From the listing below, tally the lines that include "ជនរងគ". Return only the total.

» RECORDS
************
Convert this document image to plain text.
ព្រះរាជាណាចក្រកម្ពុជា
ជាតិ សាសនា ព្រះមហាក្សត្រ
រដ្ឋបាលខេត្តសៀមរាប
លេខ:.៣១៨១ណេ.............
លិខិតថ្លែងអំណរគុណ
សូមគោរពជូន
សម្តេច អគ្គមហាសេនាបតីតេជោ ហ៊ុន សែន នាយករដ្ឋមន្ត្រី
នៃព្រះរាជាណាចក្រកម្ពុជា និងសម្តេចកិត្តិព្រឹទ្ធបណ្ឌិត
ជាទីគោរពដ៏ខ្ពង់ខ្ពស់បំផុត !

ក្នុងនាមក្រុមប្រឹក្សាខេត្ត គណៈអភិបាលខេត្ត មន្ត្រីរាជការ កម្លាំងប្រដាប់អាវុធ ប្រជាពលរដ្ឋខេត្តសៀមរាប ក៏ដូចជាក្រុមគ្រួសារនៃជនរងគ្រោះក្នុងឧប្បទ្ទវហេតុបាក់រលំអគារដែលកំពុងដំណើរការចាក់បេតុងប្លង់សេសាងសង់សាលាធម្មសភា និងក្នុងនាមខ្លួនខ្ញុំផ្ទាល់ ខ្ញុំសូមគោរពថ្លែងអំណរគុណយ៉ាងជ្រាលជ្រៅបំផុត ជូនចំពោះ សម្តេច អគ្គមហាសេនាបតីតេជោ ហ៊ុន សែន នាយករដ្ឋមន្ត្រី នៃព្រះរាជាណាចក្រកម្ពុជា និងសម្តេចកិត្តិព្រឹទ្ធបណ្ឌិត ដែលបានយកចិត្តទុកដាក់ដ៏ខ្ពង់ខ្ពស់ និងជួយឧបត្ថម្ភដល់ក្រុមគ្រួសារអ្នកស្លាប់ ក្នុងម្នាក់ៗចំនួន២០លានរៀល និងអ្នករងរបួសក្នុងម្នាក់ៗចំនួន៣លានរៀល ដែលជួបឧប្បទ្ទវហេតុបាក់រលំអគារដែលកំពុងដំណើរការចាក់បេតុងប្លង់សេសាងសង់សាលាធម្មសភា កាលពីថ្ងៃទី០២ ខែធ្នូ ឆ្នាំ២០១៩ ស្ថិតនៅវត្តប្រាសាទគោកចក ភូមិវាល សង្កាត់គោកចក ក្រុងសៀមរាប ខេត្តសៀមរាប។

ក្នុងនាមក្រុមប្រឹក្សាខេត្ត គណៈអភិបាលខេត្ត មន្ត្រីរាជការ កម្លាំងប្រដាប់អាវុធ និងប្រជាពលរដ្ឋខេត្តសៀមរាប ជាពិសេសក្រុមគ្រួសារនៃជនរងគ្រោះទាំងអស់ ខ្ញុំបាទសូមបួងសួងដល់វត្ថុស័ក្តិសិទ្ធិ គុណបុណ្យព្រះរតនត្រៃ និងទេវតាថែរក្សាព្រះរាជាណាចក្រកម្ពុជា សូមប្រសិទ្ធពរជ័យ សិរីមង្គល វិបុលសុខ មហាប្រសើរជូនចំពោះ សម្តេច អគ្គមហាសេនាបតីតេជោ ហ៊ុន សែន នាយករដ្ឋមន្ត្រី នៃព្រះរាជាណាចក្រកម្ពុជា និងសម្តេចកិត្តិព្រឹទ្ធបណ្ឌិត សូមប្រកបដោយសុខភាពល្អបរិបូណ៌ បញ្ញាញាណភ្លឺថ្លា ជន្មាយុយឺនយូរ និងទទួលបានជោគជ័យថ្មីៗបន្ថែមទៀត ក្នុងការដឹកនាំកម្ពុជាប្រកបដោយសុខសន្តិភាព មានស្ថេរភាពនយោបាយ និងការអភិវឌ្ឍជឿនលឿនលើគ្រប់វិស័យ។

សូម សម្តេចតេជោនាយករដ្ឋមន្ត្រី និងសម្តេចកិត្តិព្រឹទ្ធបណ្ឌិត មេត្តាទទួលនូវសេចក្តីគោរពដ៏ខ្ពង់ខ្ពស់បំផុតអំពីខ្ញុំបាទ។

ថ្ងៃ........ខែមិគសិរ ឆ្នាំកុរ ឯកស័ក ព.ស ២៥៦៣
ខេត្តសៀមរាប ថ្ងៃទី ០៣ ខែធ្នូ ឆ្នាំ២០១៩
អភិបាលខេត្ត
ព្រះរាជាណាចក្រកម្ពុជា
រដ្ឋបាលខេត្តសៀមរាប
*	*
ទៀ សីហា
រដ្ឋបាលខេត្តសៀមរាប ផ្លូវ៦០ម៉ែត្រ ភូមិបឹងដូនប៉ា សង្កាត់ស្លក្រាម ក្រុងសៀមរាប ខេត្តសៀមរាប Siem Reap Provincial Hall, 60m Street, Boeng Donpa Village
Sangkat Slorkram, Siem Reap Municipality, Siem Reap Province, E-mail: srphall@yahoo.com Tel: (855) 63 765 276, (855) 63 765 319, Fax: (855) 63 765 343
************
» CORRECT RESULT
2